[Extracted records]
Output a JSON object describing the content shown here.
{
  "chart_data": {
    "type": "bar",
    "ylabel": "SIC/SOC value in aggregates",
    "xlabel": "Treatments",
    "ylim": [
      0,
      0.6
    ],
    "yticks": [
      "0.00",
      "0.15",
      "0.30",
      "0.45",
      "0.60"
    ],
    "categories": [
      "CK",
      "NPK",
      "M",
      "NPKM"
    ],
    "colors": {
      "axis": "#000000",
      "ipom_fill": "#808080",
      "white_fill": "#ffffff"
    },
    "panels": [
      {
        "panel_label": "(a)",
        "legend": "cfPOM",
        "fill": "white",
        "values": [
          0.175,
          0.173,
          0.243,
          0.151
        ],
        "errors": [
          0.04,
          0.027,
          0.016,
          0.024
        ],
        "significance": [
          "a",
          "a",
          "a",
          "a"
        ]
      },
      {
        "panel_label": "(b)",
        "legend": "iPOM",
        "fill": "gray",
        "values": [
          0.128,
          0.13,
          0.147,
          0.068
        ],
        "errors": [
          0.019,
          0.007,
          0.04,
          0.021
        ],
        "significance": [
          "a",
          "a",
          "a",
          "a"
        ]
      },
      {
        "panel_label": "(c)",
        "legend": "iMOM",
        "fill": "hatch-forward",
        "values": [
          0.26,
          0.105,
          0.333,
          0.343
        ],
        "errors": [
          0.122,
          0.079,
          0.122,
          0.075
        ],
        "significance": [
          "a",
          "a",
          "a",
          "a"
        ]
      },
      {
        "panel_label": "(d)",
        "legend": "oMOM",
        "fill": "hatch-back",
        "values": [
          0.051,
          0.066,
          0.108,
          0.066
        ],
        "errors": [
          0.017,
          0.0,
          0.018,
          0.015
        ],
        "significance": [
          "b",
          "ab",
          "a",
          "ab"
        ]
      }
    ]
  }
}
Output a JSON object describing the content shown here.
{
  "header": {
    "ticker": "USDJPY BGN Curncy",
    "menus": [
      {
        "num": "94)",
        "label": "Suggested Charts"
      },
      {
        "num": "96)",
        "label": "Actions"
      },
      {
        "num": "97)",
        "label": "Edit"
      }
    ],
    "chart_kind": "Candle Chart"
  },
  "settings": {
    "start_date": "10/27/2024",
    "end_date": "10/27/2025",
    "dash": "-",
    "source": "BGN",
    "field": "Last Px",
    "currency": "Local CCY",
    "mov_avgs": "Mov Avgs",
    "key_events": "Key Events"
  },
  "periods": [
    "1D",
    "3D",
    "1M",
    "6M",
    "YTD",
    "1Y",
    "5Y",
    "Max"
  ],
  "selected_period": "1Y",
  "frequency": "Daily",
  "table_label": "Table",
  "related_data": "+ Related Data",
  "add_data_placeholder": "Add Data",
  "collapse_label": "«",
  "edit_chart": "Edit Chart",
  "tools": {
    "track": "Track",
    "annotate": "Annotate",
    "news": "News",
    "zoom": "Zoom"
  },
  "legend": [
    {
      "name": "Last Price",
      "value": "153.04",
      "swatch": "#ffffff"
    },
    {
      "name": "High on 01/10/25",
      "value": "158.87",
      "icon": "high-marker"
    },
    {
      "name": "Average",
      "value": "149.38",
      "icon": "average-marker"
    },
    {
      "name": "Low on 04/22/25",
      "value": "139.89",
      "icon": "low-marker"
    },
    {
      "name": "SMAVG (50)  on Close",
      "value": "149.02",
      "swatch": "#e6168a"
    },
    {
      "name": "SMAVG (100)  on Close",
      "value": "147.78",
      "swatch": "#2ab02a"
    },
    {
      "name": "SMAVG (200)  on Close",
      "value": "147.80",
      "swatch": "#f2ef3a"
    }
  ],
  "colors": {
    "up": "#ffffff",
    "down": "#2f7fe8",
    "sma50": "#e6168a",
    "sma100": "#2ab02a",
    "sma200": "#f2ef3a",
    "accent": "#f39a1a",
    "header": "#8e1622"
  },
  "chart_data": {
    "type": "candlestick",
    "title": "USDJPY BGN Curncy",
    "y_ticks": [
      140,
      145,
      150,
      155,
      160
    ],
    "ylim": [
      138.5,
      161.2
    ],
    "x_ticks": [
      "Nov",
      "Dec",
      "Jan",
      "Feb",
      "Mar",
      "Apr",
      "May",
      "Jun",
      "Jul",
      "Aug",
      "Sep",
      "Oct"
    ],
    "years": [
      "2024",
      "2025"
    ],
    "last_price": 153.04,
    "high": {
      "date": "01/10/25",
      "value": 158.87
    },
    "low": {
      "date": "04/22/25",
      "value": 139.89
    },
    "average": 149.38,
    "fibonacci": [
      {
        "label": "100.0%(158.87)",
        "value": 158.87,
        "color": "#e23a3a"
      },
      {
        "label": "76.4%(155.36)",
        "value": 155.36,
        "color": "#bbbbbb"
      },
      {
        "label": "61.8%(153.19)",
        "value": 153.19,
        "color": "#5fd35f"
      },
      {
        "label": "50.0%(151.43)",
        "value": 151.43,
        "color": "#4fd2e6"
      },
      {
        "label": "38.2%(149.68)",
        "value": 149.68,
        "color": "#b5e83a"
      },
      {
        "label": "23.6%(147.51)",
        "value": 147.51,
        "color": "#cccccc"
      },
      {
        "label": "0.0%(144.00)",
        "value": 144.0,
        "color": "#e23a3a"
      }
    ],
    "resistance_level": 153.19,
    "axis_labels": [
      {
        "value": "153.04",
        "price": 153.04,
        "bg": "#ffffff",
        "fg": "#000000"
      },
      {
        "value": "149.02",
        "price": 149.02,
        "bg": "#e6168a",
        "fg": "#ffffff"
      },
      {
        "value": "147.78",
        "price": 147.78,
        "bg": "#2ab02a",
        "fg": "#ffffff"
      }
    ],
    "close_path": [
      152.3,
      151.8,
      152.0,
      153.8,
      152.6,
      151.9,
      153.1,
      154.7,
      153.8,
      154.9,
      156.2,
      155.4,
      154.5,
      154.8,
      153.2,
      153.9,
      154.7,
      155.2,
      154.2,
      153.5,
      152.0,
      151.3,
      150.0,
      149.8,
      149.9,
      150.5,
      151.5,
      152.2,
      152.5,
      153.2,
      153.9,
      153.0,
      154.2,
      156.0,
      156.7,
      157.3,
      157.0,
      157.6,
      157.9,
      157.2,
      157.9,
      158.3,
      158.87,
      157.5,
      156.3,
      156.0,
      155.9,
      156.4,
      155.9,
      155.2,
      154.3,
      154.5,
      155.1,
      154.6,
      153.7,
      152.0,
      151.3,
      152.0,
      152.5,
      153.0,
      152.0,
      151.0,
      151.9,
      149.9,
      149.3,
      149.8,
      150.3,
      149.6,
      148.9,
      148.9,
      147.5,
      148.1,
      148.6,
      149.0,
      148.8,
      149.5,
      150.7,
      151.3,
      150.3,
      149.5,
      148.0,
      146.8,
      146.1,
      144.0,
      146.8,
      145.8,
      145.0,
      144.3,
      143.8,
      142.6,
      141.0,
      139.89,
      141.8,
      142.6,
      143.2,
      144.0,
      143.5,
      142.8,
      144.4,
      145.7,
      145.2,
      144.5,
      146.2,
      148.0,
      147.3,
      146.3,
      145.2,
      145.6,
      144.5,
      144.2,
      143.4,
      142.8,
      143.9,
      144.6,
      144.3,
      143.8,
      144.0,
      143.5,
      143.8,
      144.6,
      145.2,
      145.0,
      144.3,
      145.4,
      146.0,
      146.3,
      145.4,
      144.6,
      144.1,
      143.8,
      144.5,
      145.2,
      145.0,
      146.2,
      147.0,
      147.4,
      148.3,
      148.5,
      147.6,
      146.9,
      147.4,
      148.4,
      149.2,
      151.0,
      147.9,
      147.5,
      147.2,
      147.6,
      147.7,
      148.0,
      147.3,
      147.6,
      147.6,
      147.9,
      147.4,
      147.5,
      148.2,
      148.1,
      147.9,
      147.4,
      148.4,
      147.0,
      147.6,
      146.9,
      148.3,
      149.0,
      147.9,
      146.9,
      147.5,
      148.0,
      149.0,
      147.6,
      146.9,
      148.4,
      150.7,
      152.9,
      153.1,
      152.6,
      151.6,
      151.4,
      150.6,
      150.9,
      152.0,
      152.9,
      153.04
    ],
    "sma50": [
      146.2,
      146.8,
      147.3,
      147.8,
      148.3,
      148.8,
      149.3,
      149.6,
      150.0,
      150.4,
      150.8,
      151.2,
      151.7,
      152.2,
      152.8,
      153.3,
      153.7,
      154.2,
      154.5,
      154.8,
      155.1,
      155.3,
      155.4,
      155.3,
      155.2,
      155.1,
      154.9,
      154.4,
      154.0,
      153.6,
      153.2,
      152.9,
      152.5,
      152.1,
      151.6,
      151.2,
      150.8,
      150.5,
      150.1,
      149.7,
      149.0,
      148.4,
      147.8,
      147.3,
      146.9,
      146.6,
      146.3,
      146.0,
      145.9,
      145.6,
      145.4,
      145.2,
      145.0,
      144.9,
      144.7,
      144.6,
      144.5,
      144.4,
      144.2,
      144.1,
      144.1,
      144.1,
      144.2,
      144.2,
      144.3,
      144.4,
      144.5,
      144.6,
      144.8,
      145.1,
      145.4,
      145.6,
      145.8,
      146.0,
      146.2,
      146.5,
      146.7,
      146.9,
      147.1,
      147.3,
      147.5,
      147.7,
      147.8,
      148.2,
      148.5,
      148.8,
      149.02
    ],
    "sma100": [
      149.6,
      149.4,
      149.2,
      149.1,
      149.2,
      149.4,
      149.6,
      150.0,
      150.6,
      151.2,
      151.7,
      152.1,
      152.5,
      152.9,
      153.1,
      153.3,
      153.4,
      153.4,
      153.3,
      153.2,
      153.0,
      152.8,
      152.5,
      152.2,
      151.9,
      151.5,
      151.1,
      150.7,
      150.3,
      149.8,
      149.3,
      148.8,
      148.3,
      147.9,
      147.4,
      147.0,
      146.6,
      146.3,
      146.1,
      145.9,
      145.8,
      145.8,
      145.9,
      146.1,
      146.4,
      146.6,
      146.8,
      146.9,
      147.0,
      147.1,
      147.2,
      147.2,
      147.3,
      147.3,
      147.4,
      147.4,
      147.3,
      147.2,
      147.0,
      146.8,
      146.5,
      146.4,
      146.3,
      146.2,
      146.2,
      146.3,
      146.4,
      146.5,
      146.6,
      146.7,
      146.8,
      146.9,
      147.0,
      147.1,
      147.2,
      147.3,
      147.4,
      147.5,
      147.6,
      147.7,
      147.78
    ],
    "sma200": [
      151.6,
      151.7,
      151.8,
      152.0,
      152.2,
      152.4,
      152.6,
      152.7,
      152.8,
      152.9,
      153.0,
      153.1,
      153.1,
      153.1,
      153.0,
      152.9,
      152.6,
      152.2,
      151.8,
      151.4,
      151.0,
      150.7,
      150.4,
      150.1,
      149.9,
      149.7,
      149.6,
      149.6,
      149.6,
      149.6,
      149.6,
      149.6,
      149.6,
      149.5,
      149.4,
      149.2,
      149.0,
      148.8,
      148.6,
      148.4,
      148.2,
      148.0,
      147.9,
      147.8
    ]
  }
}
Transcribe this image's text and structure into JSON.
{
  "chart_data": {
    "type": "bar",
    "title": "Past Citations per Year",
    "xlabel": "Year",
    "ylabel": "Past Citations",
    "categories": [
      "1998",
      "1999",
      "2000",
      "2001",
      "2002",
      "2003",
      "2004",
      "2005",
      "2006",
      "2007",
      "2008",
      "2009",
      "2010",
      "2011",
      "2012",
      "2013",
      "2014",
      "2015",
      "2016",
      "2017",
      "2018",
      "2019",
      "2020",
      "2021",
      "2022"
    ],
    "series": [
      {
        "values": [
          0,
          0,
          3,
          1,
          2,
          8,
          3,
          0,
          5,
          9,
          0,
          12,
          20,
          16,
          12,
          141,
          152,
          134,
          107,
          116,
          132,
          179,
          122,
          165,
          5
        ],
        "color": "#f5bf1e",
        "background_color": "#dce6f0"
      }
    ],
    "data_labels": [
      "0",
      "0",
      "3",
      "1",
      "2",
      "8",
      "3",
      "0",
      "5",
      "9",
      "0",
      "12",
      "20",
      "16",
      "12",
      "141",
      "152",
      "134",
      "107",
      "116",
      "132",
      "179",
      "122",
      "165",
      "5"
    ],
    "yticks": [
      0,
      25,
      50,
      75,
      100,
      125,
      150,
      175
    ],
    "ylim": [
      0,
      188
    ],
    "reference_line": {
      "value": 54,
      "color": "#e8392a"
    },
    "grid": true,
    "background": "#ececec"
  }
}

§ Problem description
List every line from the entries above in which "ffffff" appears.

§ Finished task
      "white_fill": "#ffffff"
      "swatch": "#ffffff"
    "up": "#ffffff",
        "bg": "#ffffff",
        "fg": "#ffffff"
        "fg": "#ffffff"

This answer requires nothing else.